↓↓↓
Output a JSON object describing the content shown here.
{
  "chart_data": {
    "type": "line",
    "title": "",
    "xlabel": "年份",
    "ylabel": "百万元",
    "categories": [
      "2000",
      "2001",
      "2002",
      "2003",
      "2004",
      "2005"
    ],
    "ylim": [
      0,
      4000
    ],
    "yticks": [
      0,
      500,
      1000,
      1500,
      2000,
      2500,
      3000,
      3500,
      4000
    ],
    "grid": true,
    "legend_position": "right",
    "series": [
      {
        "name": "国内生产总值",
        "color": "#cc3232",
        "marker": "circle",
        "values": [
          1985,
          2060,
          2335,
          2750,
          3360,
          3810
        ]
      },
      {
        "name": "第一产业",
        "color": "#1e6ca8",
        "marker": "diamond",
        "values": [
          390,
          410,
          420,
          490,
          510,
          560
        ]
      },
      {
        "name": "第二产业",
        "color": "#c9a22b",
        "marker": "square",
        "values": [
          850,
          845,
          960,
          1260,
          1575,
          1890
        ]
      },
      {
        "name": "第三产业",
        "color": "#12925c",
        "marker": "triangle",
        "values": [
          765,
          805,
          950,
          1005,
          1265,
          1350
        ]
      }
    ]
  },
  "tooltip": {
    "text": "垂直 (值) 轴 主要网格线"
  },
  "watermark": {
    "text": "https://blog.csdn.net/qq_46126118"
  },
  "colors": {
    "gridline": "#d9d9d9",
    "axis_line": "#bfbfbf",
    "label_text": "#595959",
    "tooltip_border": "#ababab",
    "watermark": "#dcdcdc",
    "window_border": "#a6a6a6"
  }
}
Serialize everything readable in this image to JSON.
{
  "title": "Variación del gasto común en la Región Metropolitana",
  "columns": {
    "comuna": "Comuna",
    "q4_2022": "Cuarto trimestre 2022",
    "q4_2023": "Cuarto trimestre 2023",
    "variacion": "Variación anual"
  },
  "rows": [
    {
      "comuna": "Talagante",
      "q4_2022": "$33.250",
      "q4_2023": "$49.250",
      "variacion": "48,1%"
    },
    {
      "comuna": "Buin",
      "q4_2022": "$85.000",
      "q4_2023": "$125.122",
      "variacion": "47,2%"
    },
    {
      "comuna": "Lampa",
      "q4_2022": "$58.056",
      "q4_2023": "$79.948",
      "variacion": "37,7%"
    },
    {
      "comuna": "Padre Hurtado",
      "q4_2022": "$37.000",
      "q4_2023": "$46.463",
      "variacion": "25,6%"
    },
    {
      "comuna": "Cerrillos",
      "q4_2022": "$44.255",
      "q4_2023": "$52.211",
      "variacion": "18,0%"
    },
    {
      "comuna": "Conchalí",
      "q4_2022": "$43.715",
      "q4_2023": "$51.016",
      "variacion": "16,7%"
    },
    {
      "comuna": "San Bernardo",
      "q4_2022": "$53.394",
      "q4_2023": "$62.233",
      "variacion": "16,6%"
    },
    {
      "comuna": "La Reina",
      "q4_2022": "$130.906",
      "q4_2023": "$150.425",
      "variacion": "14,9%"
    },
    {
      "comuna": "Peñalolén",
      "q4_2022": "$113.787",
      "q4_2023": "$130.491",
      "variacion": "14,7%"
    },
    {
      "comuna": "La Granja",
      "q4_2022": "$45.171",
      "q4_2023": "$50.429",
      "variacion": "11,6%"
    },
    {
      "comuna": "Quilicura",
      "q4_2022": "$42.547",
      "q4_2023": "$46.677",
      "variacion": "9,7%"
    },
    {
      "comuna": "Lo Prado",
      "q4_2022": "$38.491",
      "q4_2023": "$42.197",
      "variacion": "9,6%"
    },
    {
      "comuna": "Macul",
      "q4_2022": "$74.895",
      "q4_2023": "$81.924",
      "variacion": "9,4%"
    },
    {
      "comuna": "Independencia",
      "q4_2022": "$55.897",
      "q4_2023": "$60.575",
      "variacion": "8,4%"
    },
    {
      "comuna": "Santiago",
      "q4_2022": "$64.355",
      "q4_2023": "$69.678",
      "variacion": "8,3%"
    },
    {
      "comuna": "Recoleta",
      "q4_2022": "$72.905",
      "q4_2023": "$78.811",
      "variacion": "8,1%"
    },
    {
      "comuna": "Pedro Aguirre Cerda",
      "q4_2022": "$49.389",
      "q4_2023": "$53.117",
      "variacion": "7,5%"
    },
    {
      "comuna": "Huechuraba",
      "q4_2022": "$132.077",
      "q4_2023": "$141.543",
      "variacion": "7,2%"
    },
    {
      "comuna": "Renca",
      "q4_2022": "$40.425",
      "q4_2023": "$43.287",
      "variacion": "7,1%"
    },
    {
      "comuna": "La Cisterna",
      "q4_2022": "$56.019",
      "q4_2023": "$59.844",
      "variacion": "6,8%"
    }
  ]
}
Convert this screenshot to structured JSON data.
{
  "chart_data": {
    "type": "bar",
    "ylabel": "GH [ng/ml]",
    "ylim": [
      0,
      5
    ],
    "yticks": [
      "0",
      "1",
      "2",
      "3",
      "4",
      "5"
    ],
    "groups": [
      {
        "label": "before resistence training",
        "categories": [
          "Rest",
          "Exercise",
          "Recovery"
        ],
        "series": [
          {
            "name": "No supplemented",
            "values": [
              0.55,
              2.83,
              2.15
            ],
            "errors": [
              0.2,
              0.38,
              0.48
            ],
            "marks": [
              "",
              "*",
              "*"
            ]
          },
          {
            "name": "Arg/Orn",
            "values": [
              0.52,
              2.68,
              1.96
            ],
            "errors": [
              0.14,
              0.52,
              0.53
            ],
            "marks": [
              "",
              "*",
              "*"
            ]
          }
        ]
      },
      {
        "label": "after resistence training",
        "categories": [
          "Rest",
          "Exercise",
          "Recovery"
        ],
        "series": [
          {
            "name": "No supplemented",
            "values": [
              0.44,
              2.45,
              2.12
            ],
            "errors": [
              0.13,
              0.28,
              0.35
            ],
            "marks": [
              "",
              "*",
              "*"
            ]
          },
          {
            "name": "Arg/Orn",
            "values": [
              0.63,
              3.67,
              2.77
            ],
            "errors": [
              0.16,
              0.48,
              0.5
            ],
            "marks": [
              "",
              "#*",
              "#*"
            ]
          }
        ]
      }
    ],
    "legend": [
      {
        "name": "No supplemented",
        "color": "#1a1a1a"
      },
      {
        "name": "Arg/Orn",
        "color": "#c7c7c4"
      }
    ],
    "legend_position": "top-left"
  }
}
↑↑↑
▶ [Problem to solve]: Reproduce the listing above word for word.

▶ [The reply]:
Output a JSON object describing the content shown here.
{
  "chart_data": {
    "type": "line",
    "title": "",
    "xlabel": "年份",
    "ylabel": "百万元",
    "categories": [
      "2000",
      "2001",
      "2002",
      "2003",
      "2004",
      "2005"
    ],
    "ylim": [
      0,
      4000
    ],
    "yticks": [
      0,
      500,
      1000,
      1500,
      2000,
      2500,
      3000,
      3500,
      4000
    ],
    "grid": true,
    "legend_position": "right",
    "series": [
      {
        "name": "国内生产总值",
        "color": "#cc3232",
        "marker": "circle",
        "values": [
          1985,
          2060,
          2335,
          2750,
          3360,
          3810
        ]
      },
      {
        "name": "第一产业",
        "color": "#1e6ca8",
        "marker": "diamond",
        "values": [
          390,
          410,
          420,
          490,
          510,
          560
        ]
      },
      {
        "name": "第二产业",
        "color": "#c9a22b",
        "marker": "square",
        "values": [
          850,
          845,
          960,
          1260,
          1575,
          1890
        ]
      },
      {
        "name": "第三产业",
        "color": "#12925c",
        "marker": "triangle",
        "values": [
          765,
          805,
          950,
          1005,
          1265,
          1350
        ]
      }
    ]
  },
  "tooltip": {
    "text": "垂直 (值) 轴 主要网格线"
  },
  "watermark": {
    "text": "https://blog.csdn.net/qq_46126118"
  },
  "colors": {
    "gridline": "#d9d9d9",
    "axis_line": "#bfbfbf",
    "label_text": "#595959",
    "tooltip_border": "#ababab",
    "watermark": "#dcdcdc",
    "window_border": "#a6a6a6"
  }
}
Serialize everything readable in this image to JSON.
{
  "title": "Variación del gasto común en la Región Metropolitana",
  "columns": {
    "comuna": "Comuna",
    "q4_2022": "Cuarto trimestre 2022",
    "q4_2023": "Cuarto trimestre 2023",
    "variacion": "Variación anual"
  },
  "rows": [
    {
      "comuna": "Talagante",
      "q4_2022": "$33.250",
      "q4_2023": "$49.250",
      "variacion": "48,1%"
    },
    {
      "comuna": "Buin",
      "q4_2022": "$85.000",
      "q4_2023": "$125.122",
      "variacion": "47,2%"
    },
    {
      "comuna": "Lampa",
      "q4_2022": "$58.056",
      "q4_2023": "$79.948",
      "variacion": "37,7%"
    },
    {
      "comuna": "Padre Hurtado",
      "q4_2022": "$37.000",
      "q4_2023": "$46.463",
      "variacion": "25,6%"
    },
    {
      "comuna": "Cerrillos",
      "q4_2022": "$44.255",
      "q4_2023": "$52.211",
      "variacion": "18,0%"
    },
    {
      "comuna": "Conchalí",
      "q4_2022": "$43.715",
      "q4_2023": "$51.016",
      "variacion": "16,7%"
    },
    {
      "comuna": "San Bernardo",
      "q4_2022": "$53.394",
      "q4_2023": "$62.233",
      "variacion": "16,6%"
    },
    {
      "comuna": "La Reina",
      "q4_2022": "$130.906",
      "q4_2023": "$150.425",
      "variacion": "14,9%"
    },
    {
      "comuna": "Peñalolén",
      "q4_2022": "$113.787",
      "q4_2023": "$130.491",
      "variacion": "14,7%"
    },
    {
      "comuna": "La Granja",
      "q4_2022": "$45.171",
      "q4_2023": "$50.429",
      "variacion": "11,6%"
    },
    {
      "comuna": "Quilicura",
      "q4_2022": "$42.547",
      "q4_2023": "$46.677",
      "variacion": "9,7%"
    },
    {
      "comuna": "Lo Prado",
      "q4_2022": "$38.491",
      "q4_2023": "$42.197",
      "variacion": "9,6%"
    },
    {
      "comuna": "Macul",
      "q4_2022": "$74.895",
      "q4_2023": "$81.924",
      "variacion": "9,4%"
    },
    {
      "comuna": "Independencia",
      "q4_2022": "$55.897",
      "q4_2023": "$60.575",
      "variacion": "8,4%"
    },
    {
      "comuna": "Santiago",
      "q4_2022": "$64.355",
      "q4_2023": "$69.678",
      "variacion": "8,3%"
    },
    {
      "comuna": "Recoleta",
      "q4_2022": "$72.905",
      "q4_2023": "$78.811",
      "variacion": "8,1%"
    },
    {
      "comuna": "Pedro Aguirre Cerda",
      "q4_2022": "$49.389",
      "q4_2023": "$53.117",
      "variacion": "7,5%"
    },
    {
      "comuna": "Huechuraba",
      "q4_2022": "$132.077",
      "q4_2023": "$141.543",
      "variacion": "7,2%"
    },
    {
      "comuna": "Renca",
      "q4_2022": "$40.425",
      "q4_2023": "$43.287",
      "variacion": "7,1%"
    },
    {
      "comuna": "La Cisterna",
      "q4_2022": "$56.019",
      "q4_2023": "$59.844",
      "variacion": "6,8%"
    }
  ]
}
Convert this screenshot to structured JSON data.
{
  "chart_data": {
    "type": "bar",
    "ylabel": "GH [ng/ml]",
    "ylim": [
      0,
      5
    ],
    "yticks": [
      "0",
      "1",
      "2",
      "3",
      "4",
      "5"
    ],
    "groups": [
      {
        "label": "before resistence training",
        "categories": [
          "Rest",
          "Exercise",
          "Recovery"
        ],
        "series": [
          {
            "name": "No supplemented",
            "values": [
              0.55,
              2.83,
              2.15
            ],
            "errors": [
              0.2,
              0.38,
              0.48
            ],
            "marks": [
              "",
              "*",
              "*"
            ]
          },
          {
            "name": "Arg/Orn",
            "values": [
              0.52,
              2.68,
              1.96
            ],
            "errors": [
              0.14,
              0.52,
              0.53
            ],
            "marks": [
              "",
              "*",
              "*"
            ]
          }
        ]
      },
      {
        "label": "after resistence training",
        "categories": [
          "Rest",
          "Exercise",
          "Recovery"
        ],
        "series": [
          {
            "name": "No supplemented",
            "values": [
              0.44,
              2.45,
              2.12
            ],
            "errors": [
              0.13,
              0.28,
              0.35
            ],
            "marks": [
              "",
              "*",
              "*"
            ]
          },
          {
            "name": "Arg/Orn",
            "values": [
              0.63,
              3.67,
              2.77
            ],
            "errors": [
              0.16,
              0.48,
              0.5
            ],
            "marks": [
              "",
              "#*",
              "#*"
            ]
          }
        ]
      }
    ],
    "legend": [
      {
        "name": "No supplemented",
        "color": "#1a1a1a"
      },
      {
        "name": "Arg/Orn",
        "color": "#c7c7c4"
      }
    ],
    "legend_position": "top-left"
  }
}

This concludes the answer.